- **STATED GOAL**
Copy out all of the data below with no alterations.

- **Data entries**
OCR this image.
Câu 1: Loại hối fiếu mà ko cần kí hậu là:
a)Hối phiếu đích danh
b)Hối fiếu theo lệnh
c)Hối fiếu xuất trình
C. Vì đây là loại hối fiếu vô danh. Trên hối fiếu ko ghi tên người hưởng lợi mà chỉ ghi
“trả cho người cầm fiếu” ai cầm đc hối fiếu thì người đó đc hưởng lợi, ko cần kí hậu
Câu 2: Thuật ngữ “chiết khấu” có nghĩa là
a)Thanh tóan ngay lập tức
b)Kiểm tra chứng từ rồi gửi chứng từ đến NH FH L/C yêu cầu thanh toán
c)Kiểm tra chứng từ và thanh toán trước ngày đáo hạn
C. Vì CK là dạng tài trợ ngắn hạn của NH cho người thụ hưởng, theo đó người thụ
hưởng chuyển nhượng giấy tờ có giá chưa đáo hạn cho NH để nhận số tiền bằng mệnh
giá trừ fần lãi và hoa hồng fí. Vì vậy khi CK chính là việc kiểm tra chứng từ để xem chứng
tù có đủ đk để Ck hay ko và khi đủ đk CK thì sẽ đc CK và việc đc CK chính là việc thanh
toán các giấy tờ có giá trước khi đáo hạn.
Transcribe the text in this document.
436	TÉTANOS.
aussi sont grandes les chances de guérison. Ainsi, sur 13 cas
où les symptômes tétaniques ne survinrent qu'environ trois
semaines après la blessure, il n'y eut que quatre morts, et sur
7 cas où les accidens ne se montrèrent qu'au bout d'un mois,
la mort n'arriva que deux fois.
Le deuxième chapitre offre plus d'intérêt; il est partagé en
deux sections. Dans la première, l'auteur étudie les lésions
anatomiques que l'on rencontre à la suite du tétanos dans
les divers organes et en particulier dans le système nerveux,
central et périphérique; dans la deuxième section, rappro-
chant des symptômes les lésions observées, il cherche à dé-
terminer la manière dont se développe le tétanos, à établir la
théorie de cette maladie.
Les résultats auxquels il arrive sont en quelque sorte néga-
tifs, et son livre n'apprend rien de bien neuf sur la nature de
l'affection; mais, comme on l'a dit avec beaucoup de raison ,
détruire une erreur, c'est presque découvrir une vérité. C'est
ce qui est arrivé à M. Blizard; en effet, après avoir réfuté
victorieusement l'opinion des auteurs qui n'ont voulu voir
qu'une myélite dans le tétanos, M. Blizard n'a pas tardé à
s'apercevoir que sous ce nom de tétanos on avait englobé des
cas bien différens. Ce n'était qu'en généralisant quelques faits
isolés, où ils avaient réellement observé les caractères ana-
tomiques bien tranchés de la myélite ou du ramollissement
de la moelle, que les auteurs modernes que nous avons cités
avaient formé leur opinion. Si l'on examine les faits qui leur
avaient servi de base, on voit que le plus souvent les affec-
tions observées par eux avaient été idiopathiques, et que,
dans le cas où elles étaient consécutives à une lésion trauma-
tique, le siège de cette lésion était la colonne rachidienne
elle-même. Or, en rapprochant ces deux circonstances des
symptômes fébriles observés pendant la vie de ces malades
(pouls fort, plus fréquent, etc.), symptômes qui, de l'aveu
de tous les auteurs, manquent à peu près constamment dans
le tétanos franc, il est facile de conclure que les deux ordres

- **THE OUTPUT**
OCR this image.
Câu 1: Loại hối fiếu mà ko cần kí hậu là:
a)Hối phiếu đích danh
b)Hối fiếu theo lệnh
c)Hối fiếu xuất trình
C. Vì đây là loại hối fiếu vô danh. Trên hối fiếu ko ghi tên người hưởng lợi mà chỉ ghi
“trả cho người cầm fiếu” ai cầm đc hối fiếu thì người đó đc hưởng lợi, ko cần kí hậu
Câu 2: Thuật ngữ “chiết khấu” có nghĩa là
a)Thanh tóan ngay lập tức
b)Kiểm tra chứng từ rồi gửi chứng từ đến NH FH L/C yêu cầu thanh toán
c)Kiểm tra chứng từ và thanh toán trước ngày đáo hạn
C. Vì CK là dạng tài trợ ngắn hạn của NH cho người thụ hưởng, theo đó người thụ
hưởng chuyển nhượng giấy tờ có giá chưa đáo hạn cho NH để nhận số tiền bằng mệnh
giá trừ fần lãi và hoa hồng fí. Vì vậy khi CK chính là việc kiểm tra chứng từ để xem chứng
tù có đủ đk để Ck hay ko và khi đủ đk CK thì sẽ đc CK và việc đc CK chính là việc thanh
toán các giấy tờ có giá trước khi đáo hạn.
Transcribe the text in this document.
436	TÉTANOS.
aussi sont grandes les chances de guérison. Ainsi, sur 13 cas
où les symptômes tétaniques ne survinrent qu'environ trois
semaines après la blessure, il n'y eut que quatre morts, et sur
7 cas où les accidens ne se montrèrent qu'au bout d'un mois,
la mort n'arriva que deux fois.
Le deuxième chapitre offre plus d'intérêt; il est partagé en
deux sections. Dans la première, l'auteur étudie les lésions
anatomiques que l'on rencontre à la suite du tétanos dans
les divers organes et en particulier dans le système nerveux,
central et périphérique; dans la deuxième section, rappro-
chant des symptômes les lésions observées, il cherche à dé-
terminer la manière dont se développe le tétanos, à établir la
théorie de cette maladie.
Les résultats auxquels il arrive sont en quelque sorte néga-
tifs, et son livre n'apprend rien de bien neuf sur la nature de
l'affection; mais, comme on l'a dit avec beaucoup de raison ,
détruire une erreur, c'est presque découvrir une vérité. C'est
ce qui est arrivé à M. Blizard; en effet, après avoir réfuté
victorieusement l'opinion des auteurs qui n'ont voulu voir
qu'une myélite dans le tétanos, M. Blizard n'a pas tardé à
s'apercevoir que sous ce nom de tétanos on avait englobé des
cas bien différens. Ce n'était qu'en généralisant quelques faits
isolés, où ils avaient réellement observé les caractères ana-
tomiques bien tranchés de la myélite ou du ramollissement
de la moelle, que les auteurs modernes que nous avons cités
avaient formé leur opinion. Si l'on examine les faits qui leur
avaient servi de base, on voit que le plus souvent les affec-
tions observées par eux avaient été idiopathiques, et que,
dans le cas où elles étaient consécutives à une lésion trauma-
tique, le siège de cette lésion était la colonne rachidienne
elle-même. Or, en rapprochant ces deux circonstances des
symptômes fébriles observés pendant la vie de ces malades
(pouls fort, plus fréquent, etc.), symptômes qui, de l'aveu
de tous les auteurs, manquent à peu près constamment dans
le tétanos franc, il est facile de conclure que les deux ordres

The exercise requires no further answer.